**Exercise prompt:** Please quote the material exactly, every line of it.

**Input records:**
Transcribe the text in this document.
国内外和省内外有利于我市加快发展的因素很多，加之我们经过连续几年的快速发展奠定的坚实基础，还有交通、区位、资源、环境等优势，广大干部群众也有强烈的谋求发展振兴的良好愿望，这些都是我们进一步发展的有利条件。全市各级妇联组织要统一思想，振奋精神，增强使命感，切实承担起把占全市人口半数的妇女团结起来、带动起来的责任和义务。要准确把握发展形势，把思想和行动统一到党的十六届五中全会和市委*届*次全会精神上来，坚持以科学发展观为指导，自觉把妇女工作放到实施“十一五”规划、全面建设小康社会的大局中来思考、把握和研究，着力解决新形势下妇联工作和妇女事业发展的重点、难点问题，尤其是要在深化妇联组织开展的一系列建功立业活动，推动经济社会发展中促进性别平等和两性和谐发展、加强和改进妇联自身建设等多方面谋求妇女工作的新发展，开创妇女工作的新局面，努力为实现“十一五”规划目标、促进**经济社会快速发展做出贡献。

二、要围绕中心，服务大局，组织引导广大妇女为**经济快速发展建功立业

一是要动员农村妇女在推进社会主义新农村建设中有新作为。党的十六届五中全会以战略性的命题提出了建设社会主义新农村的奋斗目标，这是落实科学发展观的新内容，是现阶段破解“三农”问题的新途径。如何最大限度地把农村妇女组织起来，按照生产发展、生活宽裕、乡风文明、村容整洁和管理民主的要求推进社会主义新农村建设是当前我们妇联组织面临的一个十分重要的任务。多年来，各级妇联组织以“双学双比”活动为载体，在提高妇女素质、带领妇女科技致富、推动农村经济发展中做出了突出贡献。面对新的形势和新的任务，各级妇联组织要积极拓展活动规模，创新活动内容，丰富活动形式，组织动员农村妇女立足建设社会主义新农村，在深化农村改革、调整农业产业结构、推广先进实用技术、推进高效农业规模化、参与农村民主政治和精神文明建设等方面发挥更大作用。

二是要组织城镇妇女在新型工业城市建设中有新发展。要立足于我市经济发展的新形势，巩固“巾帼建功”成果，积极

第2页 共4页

**Finished answer:**
Transcribe the text in this document.
国内外和省内外有利于我市加快发展的因素很多，加之我们经过连续几年的快速发展奠定的坚实基础，还有交通、区位、资源、环境等优势，广大干部群众也有强烈的谋求发展振兴的良好愿望，这些都是我们进一步发展的有利条件。全市各级妇联组织要统一思想，振奋精神，增强使命感，切实承担起把占全市人口半数的妇女团结起来、带动起来的责任和义务。要准确把握发展形势，把思想和行动统一到党的十六届五中全会和市委*届*次全会精神上来，坚持以科学发展观为指导，自觉把妇女工作放到实施“十一五”规划、全面建设小康社会的大局中来思考、把握和研究，着力解决新形势下妇联工作和妇女事业发展的重点、难点问题，尤其是要在深化妇联组织开展的一系列建功立业活动，推动经济社会发展中促进性别平等和两性和谐发展、加强和改进妇联自身建设等多方面谋求妇女工作的新发展，开创妇女工作的新局面，努力为实现“十一五”规划目标、促进**经济社会快速发展做出贡献。

二、要围绕中心，服务大局，组织引导广大妇女为**经济快速发展建功立业

一是要动员农村妇女在推进社会主义新农村建设中有新作为。党的十六届五中全会以战略性的命题提出了建设社会主义新农村的奋斗目标，这是落实科学发展观的新内容，是现阶段破解“三农”问题的新途径。如何最大限度地把农村妇女组织起来，按照生产发展、生活宽裕、乡风文明、村容整洁和管理民主的要求推进社会主义新农村建设是当前我们妇联组织面临的一个十分重要的任务。多年来，各级妇联组织以“双学双比”活动为载体，在提高妇女素质、带领妇女科技致富、推动农村经济发展中做出了突出贡献。面对新的形势和新的任务，各级妇联组织要积极拓展活动规模，创新活动内容，丰富活动形式，组织动员农村妇女立足建设社会主义新农村，在深化农村改革、调整农业产业结构、推广先进实用技术、推进高效农业规模化、参与农村民主政治和精神文明建设等方面发挥更大作用。

二是要组织城镇妇女在新型工业城市建设中有新发展。要立足于我市经济发展的新形势，巩固“巾帼建功”成果，积极

第2页 共4页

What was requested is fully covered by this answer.